__Task description__
Extract the lines that hold the string "область".

━━ Material provided ━━

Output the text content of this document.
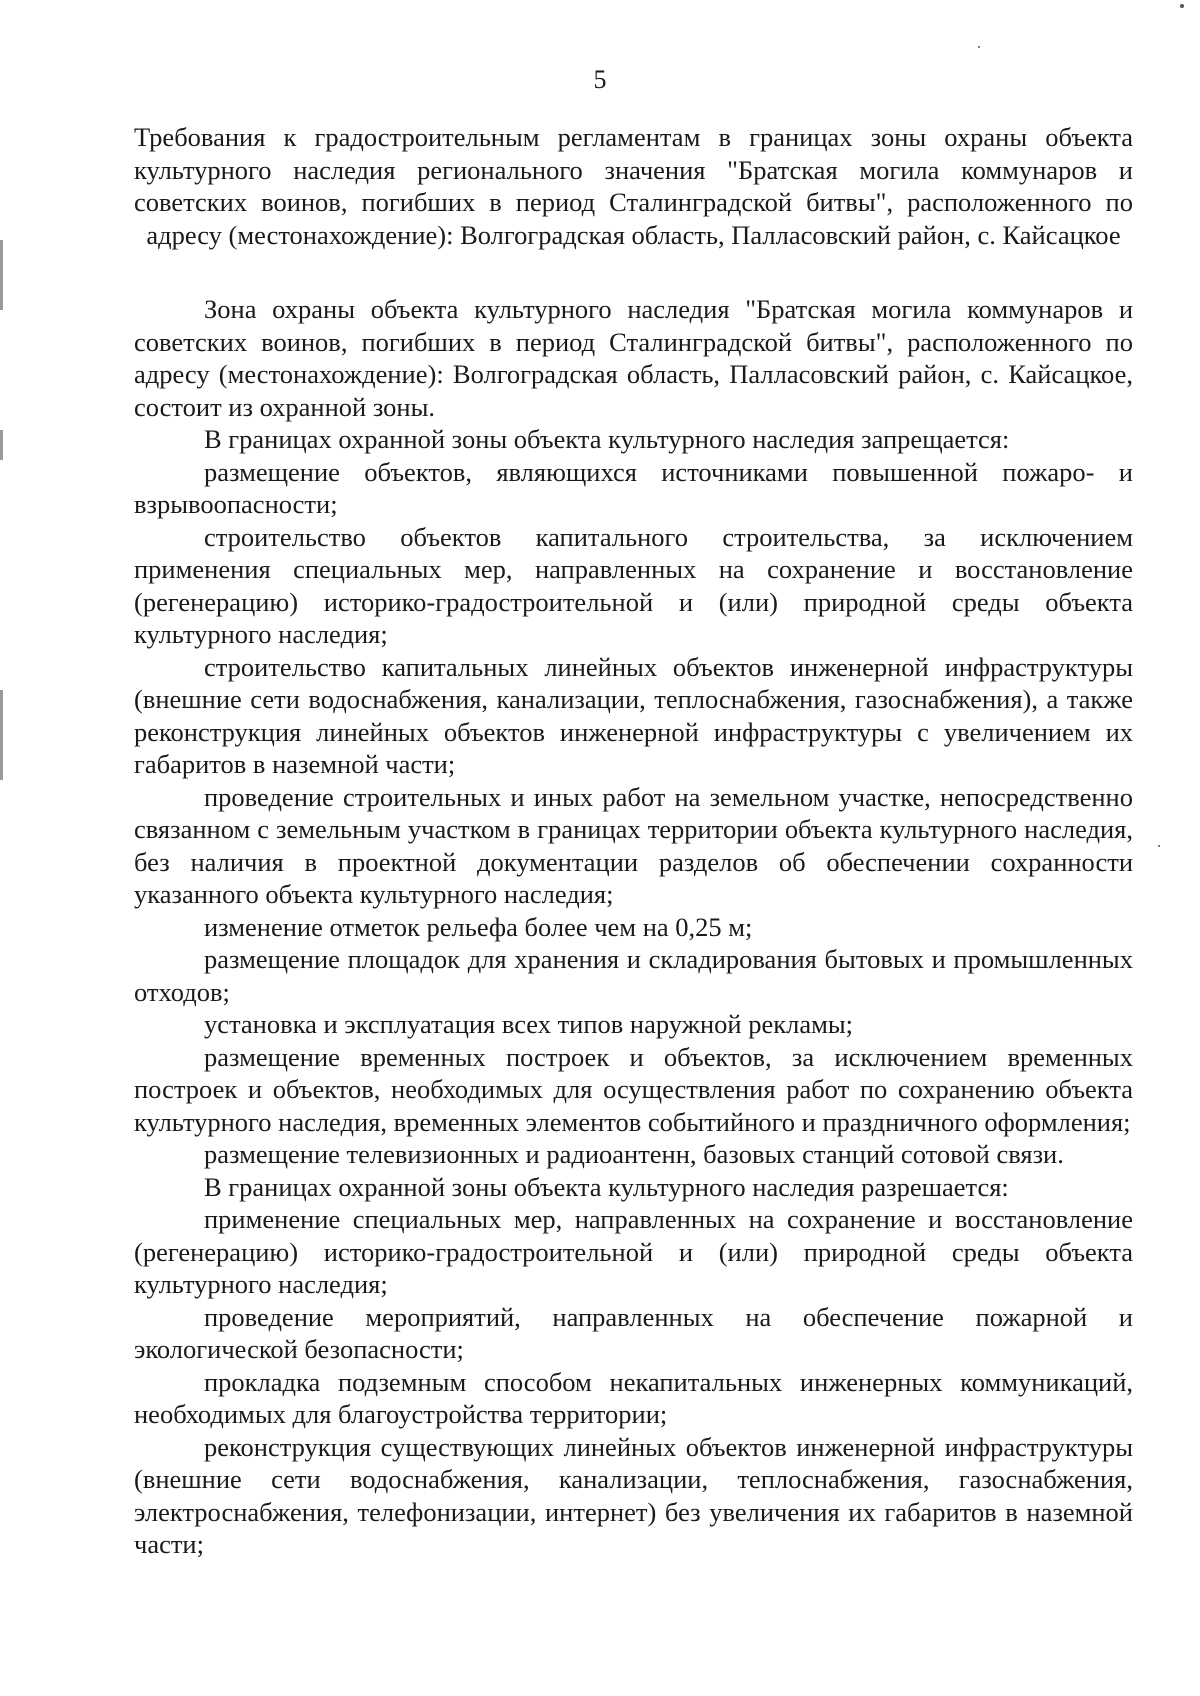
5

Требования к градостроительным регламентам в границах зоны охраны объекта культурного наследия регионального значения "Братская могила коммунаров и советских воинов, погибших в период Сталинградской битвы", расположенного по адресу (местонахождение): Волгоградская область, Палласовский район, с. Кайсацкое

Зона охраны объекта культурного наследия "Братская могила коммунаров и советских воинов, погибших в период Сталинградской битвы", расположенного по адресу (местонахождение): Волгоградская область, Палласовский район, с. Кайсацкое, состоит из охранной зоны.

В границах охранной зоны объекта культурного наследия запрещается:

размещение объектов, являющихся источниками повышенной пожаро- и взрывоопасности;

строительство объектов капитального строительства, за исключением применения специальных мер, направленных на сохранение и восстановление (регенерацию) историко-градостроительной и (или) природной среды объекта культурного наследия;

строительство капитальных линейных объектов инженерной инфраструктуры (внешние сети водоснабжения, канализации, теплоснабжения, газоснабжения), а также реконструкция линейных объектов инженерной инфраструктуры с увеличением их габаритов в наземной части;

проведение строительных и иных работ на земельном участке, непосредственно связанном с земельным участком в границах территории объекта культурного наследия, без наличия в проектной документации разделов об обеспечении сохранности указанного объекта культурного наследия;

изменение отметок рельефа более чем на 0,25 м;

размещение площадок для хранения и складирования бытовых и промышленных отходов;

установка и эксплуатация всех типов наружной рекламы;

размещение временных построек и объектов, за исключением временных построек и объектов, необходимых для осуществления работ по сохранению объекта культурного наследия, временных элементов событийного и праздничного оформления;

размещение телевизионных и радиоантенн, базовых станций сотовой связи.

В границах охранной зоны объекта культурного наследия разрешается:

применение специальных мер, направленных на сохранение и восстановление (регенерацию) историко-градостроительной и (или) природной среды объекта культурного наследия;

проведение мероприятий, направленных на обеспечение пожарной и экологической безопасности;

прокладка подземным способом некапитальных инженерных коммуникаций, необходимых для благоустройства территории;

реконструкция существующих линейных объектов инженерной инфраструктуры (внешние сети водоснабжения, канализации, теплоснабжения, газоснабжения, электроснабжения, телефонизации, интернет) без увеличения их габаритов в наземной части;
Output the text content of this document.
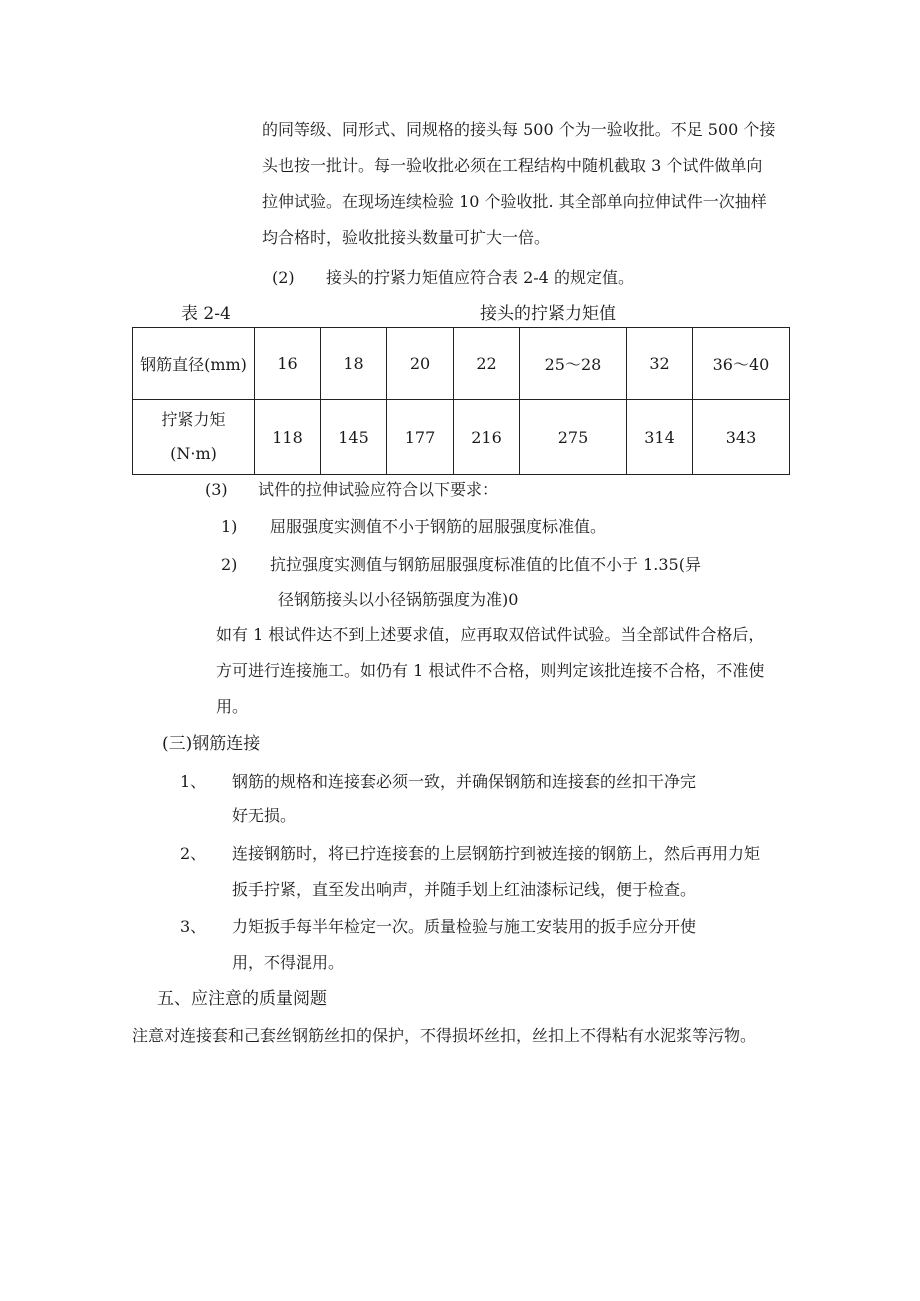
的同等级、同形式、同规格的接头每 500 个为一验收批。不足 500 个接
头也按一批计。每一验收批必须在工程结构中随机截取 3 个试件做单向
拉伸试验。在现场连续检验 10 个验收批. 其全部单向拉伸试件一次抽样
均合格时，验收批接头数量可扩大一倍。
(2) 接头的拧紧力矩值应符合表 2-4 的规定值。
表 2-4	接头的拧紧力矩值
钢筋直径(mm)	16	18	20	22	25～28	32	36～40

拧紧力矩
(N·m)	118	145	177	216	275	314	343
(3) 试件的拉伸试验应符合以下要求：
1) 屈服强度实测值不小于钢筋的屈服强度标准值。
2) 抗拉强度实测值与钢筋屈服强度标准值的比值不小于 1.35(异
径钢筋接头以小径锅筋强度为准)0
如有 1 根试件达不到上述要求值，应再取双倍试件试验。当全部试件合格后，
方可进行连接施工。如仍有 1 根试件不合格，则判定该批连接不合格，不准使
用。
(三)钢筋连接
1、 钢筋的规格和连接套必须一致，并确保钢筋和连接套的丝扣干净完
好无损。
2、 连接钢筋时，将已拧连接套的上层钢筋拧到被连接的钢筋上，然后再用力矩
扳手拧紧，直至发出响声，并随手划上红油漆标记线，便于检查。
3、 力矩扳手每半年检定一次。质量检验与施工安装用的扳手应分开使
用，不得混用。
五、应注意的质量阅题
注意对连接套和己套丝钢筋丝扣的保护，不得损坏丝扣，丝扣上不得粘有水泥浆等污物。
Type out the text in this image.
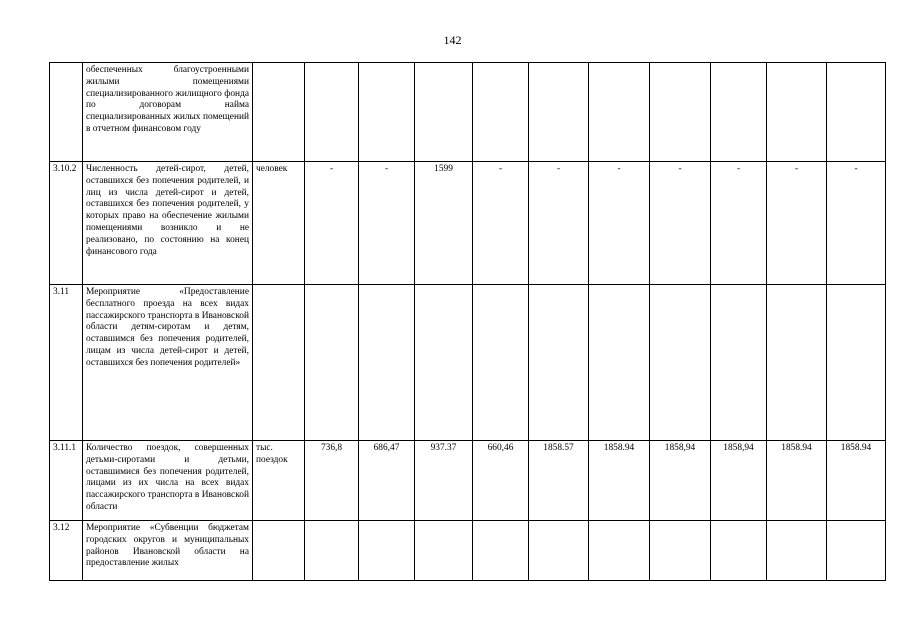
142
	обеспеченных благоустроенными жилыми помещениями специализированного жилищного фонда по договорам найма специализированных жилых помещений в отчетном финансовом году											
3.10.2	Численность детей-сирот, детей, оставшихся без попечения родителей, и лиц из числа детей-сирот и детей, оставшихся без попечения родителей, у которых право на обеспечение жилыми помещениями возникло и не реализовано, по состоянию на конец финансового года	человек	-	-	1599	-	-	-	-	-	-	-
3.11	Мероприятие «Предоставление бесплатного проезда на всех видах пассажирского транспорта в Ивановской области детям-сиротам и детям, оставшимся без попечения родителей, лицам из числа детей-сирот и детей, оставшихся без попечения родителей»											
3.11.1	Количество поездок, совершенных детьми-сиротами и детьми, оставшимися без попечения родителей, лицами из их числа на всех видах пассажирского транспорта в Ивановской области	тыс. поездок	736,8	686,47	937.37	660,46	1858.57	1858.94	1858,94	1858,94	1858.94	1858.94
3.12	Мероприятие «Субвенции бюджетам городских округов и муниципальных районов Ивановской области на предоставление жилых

━━━

__Solution to this problem__
Требования к градостроительным регламентам в границах зоны охраны объекта культурного наследия регионального значения "Братская могила коммунаров и советских воинов, погибших в период Сталинградской битвы", расположенного по адресу (местонахождение): Волгоградская область, Палласовский район, с. Кайсацкое
Зона охраны объекта культурного наследия "Братская могила коммунаров и советских воинов, погибших в период Сталинградской битвы", расположенного по адресу (местонахождение): Волгоградская область, Палласовский район, с. Кайсацкое, состоит из охранной зоны.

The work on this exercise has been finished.